> _PROBLEM TO SOLVE_
Spot each line in the records below where the word "Address" occurs, then copy it.

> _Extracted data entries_
[BEGIN]

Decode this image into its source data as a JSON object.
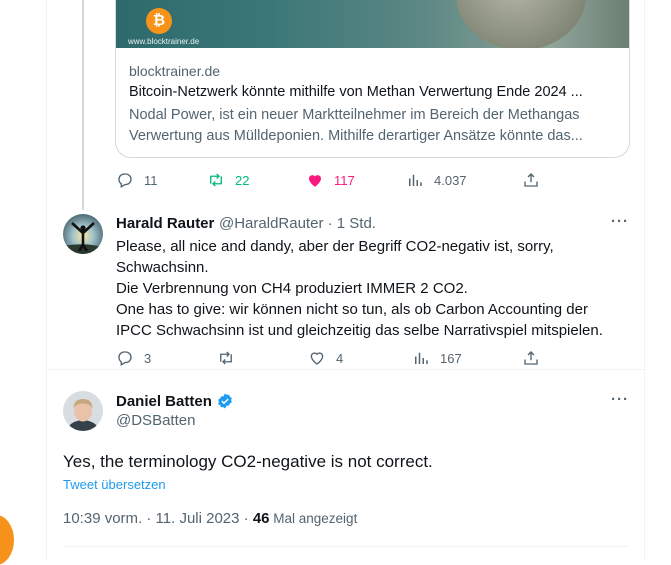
{
  "card": {
    "image_url_text": "www.blocktrainer.de",
    "btc_symbol": "₿",
    "domain": "blocktrainer.de",
    "title": "Bitcoin-Netzwerk könnte mithilfe von Methan Verwertung Ende 2024 ...",
    "description_line1": "Nodal Power, ist ein neuer Marktteilnehmer im Bereich der Methangas",
    "description_line2": "Verwertung aus Mülldeponien. Mithilfe derartiger Ansätze könnte das..."
  },
  "tweet1_actions": {
    "replies": "11",
    "retweets": "22",
    "likes": "117",
    "views": "4.037"
  },
  "reply": {
    "name": "Harald Rauter",
    "meta": "@HaraldRauter · 1 Std.",
    "more": "···",
    "lines": [
      "Please, all nice and dandy, aber der Begriff CO2-negativ ist, sorry,",
      "Schwachsinn.",
      "Die Verbrennung von CH4 produziert IMMER 2 CO2.",
      "One has to give: wir können nicht so tun, als ob Carbon Accounting der",
      "IPCC Schwachsinn ist und gleichzeitig das selbe Narrativspiel mitspielen."
    ],
    "actions": {
      "replies": "3",
      "retweets": "",
      "likes": "4",
      "views": "167"
    }
  },
  "main": {
    "name": "Daniel Batten",
    "handle": "@DSBatten",
    "more": "···",
    "text": "Yes, the terminology CO2-negative is not correct.",
    "translate": "Tweet übersetzen",
    "timestamp": "10:39 vorm. · 11. Juli 2023 · ",
    "views_count": "46",
    "views_label": " Mal angezeigt"
  },
  "colors": {
    "retweet_green": "#00ba7c",
    "like_pink": "#f91880",
    "link_blue": "#1d9bf0",
    "verified_blue": "#1d9bf0"
  }
}
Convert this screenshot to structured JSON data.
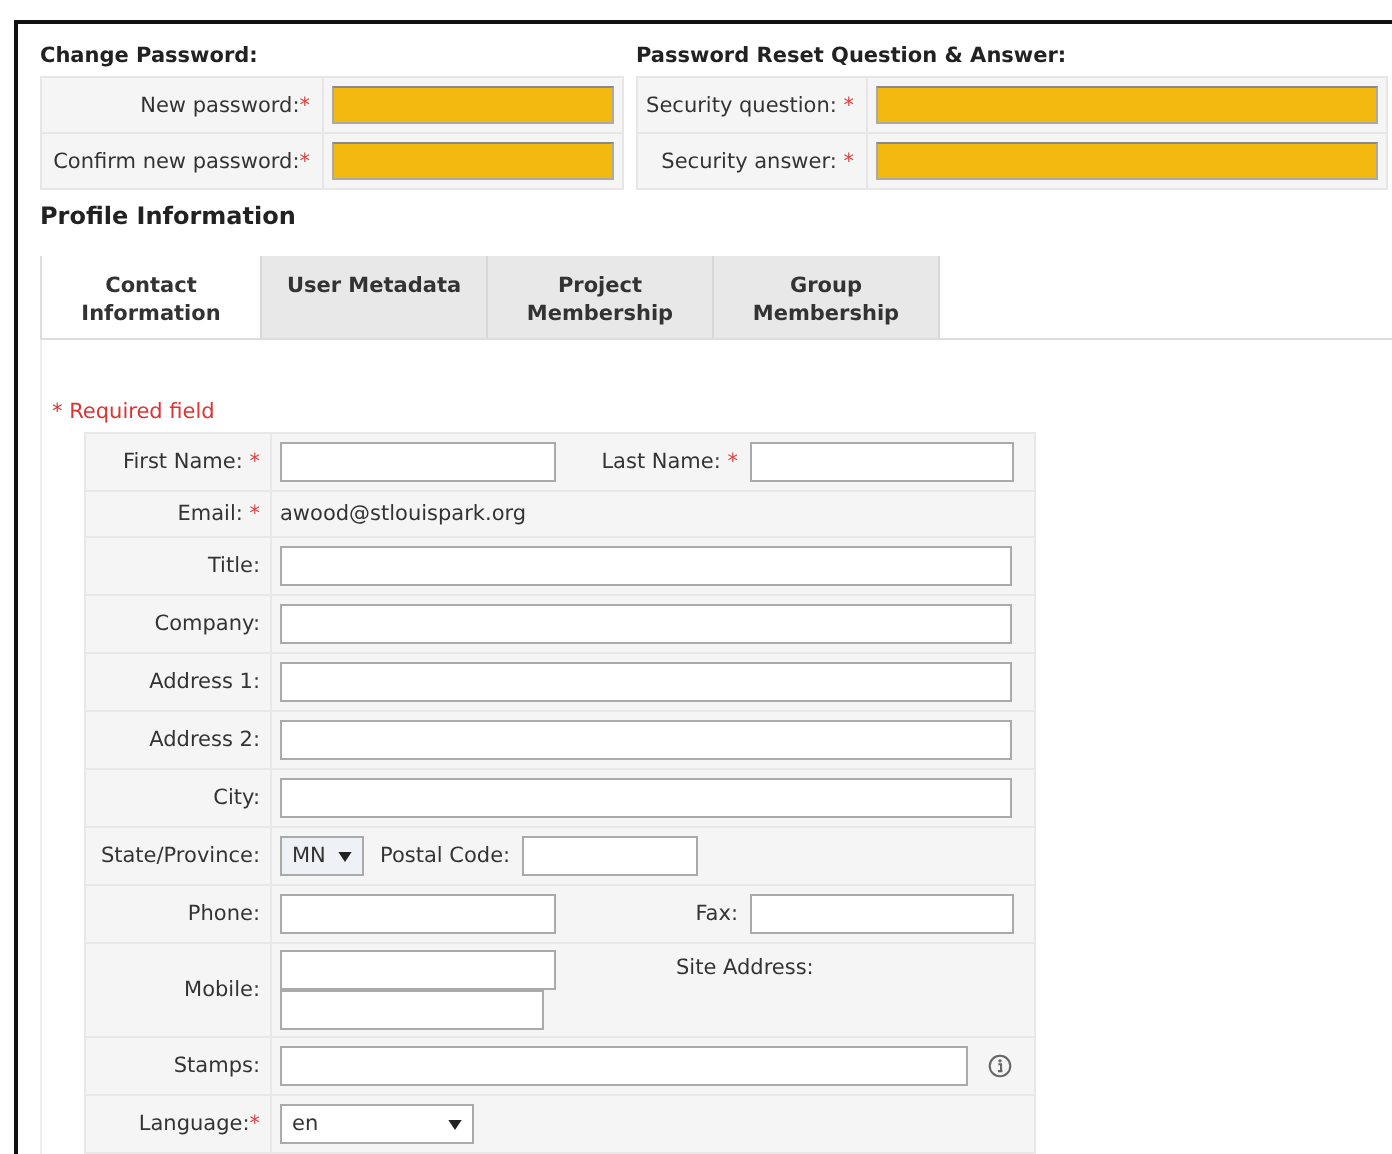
{
  "change_password": {
    "title": "Change Password:",
    "rows": [
      {
        "label": "New password:",
        "mark": "*"
      },
      {
        "label": "Confirm new password:",
        "mark": "*"
      }
    ]
  },
  "reset": {
    "title": "Password Reset Question & Answer:",
    "rows": [
      {
        "label": "Security question: ",
        "mark": "*"
      },
      {
        "label": "Security answer: ",
        "mark": "*"
      }
    ]
  },
  "profile": {
    "title": "Profile Information",
    "tabs": [
      {
        "label": "Contact Information",
        "selected": true
      },
      {
        "label": "User Metadata",
        "selected": false
      },
      {
        "label": "Project Membership",
        "selected": false
      },
      {
        "label": "Group Membership",
        "selected": false
      }
    ],
    "required_note": "* Required field",
    "rows": [
      {
        "kind": "split",
        "label": "First Name: ",
        "mark": "*",
        "label2": "Last Name: ",
        "mark2": "*"
      },
      {
        "kind": "value",
        "label": "Email: ",
        "mark": "*",
        "value": "awood@stlouispark.org"
      },
      {
        "kind": "input",
        "label": "Title:"
      },
      {
        "kind": "input",
        "label": "Company:"
      },
      {
        "kind": "input",
        "label": "Address 1:"
      },
      {
        "kind": "input",
        "label": "Address 2:"
      },
      {
        "kind": "input",
        "label": "City:"
      },
      {
        "kind": "select_postal",
        "label": "State/Province:",
        "value": "MN",
        "label2": "Postal Code:"
      },
      {
        "kind": "split",
        "label": "Phone:",
        "label2": "Fax:"
      },
      {
        "kind": "mobile",
        "label": "Mobile:",
        "label2": "Site Address:"
      },
      {
        "kind": "input_info",
        "label": "Stamps:"
      },
      {
        "kind": "select",
        "label": "Language:",
        "mark": "*",
        "value": "en"
      }
    ]
  }
}
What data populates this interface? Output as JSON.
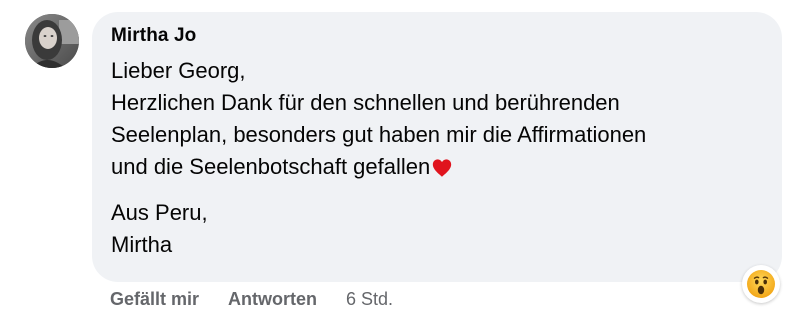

[END]

> _EXERCISE SOLUTION_
        "label": "Address 1:"
        "label": "Address 2:"
        "label2": "Site Address:"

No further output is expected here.